What is the number of lines holding the word "target"? Give that number alone.

*** SUPPLIED DATA

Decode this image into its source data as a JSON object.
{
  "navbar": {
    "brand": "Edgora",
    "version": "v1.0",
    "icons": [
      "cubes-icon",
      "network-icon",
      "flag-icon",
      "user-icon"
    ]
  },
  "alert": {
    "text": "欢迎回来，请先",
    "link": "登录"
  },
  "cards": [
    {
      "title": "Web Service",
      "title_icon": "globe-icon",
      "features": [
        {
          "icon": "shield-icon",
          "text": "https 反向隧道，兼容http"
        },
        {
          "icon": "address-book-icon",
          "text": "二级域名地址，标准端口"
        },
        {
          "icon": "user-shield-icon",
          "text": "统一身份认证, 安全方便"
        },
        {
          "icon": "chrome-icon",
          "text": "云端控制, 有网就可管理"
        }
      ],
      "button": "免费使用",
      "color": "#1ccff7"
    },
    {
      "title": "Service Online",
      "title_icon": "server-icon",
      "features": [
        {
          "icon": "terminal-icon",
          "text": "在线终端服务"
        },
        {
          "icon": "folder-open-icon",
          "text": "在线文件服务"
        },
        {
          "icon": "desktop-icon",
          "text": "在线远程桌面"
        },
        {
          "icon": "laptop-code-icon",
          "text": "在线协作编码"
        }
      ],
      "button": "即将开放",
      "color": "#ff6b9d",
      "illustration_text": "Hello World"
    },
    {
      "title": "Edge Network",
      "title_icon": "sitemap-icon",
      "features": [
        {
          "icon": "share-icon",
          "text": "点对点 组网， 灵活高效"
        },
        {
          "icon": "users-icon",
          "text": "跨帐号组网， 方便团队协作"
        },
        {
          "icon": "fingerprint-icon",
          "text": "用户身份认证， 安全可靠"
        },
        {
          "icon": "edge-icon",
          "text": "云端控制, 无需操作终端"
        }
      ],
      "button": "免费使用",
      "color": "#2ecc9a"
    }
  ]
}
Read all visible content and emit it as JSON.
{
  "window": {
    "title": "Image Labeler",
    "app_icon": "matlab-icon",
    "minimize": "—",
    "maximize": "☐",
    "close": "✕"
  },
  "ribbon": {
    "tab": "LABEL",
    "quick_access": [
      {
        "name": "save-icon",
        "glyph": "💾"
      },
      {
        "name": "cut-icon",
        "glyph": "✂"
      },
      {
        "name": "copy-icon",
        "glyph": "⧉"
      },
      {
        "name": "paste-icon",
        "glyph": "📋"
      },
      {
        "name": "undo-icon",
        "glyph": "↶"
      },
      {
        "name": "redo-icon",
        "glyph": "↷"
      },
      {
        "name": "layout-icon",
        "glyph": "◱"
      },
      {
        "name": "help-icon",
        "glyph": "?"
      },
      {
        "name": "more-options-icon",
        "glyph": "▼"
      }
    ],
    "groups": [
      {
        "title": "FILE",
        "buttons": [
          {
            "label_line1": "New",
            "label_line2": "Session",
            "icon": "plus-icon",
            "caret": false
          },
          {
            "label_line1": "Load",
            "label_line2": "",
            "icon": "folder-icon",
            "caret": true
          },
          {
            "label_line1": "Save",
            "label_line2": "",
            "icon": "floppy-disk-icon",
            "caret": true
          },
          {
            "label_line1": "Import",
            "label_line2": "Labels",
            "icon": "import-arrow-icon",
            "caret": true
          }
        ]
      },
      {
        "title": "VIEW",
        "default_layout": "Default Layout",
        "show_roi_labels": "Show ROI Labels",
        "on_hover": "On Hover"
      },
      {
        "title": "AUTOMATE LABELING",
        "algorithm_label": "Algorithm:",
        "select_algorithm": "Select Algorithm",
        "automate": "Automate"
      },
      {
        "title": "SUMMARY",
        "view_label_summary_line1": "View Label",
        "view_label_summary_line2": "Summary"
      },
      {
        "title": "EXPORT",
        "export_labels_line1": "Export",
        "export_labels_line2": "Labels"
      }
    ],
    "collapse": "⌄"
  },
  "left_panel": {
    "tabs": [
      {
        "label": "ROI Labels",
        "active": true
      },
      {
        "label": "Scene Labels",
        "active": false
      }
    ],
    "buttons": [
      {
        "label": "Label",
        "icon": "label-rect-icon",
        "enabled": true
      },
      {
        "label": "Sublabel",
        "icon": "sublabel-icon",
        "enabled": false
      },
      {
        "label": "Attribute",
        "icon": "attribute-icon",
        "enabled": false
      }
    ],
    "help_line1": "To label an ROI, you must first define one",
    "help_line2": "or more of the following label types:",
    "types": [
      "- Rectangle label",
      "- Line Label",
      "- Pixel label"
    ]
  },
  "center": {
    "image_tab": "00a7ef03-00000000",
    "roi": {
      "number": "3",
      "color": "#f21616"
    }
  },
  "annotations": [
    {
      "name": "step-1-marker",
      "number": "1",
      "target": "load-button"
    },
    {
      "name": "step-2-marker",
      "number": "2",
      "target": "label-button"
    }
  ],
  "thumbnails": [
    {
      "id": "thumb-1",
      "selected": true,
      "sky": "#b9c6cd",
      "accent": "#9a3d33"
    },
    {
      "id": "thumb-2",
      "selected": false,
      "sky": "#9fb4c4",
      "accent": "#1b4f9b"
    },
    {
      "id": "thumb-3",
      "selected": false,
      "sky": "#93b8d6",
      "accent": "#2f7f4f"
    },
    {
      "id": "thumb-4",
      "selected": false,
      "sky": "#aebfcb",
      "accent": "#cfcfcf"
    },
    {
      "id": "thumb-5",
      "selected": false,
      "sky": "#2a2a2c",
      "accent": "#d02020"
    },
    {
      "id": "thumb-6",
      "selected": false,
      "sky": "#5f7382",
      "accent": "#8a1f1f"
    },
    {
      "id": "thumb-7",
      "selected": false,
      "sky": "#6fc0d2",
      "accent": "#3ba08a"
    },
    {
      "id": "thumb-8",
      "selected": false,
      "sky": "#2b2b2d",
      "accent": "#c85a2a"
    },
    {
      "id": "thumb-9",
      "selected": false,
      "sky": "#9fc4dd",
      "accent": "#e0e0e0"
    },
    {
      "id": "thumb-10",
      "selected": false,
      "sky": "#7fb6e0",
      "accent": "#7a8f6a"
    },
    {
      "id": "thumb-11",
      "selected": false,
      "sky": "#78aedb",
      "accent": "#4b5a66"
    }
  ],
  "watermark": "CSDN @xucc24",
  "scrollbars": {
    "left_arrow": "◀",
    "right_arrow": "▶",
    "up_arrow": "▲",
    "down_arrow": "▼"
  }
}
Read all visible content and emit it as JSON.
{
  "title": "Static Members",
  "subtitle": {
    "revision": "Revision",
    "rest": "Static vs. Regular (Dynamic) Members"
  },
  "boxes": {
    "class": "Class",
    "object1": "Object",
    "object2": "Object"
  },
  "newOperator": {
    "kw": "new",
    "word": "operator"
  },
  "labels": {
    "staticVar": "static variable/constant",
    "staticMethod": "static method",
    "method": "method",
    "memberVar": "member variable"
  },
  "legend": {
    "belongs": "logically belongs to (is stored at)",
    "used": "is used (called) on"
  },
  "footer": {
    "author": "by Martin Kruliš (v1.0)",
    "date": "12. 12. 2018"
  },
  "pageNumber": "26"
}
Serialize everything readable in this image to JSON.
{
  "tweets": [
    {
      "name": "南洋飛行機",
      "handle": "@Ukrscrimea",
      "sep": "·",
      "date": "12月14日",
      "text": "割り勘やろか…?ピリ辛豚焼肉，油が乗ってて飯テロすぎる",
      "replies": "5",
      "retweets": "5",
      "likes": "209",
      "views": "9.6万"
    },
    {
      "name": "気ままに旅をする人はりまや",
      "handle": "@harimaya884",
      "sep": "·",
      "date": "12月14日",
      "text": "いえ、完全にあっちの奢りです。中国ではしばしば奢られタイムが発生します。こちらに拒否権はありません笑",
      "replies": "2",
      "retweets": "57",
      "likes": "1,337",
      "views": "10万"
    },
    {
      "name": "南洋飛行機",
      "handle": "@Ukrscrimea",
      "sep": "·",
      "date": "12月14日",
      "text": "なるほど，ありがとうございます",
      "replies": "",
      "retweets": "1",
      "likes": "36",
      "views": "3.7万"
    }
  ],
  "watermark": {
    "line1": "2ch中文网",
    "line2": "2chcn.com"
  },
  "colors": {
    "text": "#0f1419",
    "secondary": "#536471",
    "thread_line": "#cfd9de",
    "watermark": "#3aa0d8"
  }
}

******

— COMPLETE ANSWER —
2